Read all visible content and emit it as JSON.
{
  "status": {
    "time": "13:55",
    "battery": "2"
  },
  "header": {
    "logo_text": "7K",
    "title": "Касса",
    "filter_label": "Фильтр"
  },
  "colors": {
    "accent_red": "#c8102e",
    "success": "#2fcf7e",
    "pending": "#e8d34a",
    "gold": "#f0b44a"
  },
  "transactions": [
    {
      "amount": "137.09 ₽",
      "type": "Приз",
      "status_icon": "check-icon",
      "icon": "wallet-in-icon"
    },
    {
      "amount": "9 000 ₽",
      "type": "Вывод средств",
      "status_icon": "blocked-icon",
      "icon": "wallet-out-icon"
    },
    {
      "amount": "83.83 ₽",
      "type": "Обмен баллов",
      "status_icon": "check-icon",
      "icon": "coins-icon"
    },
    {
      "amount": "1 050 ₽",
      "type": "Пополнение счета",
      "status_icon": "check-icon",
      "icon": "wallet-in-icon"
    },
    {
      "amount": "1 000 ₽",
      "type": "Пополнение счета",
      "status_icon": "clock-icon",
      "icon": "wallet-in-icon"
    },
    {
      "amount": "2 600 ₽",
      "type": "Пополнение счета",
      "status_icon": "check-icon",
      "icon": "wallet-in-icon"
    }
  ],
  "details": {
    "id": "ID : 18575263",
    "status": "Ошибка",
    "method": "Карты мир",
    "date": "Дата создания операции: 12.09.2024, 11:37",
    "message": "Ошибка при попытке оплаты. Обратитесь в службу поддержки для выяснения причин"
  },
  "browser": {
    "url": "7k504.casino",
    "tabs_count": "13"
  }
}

━━━━━━

**PROBLEM DESCRIPTION:**
Among the records above, find each line holding the string "amount" and pull it out.

**FINAL ANSWER:**
      "amount": "137.09 ₽",
      "amount": "9 000 ₽",
      "amount": "83.83 ₽",
      "amount": "1 050 ₽",
      "amount": "1 000 ₽",
      "amount": "2 600 ₽",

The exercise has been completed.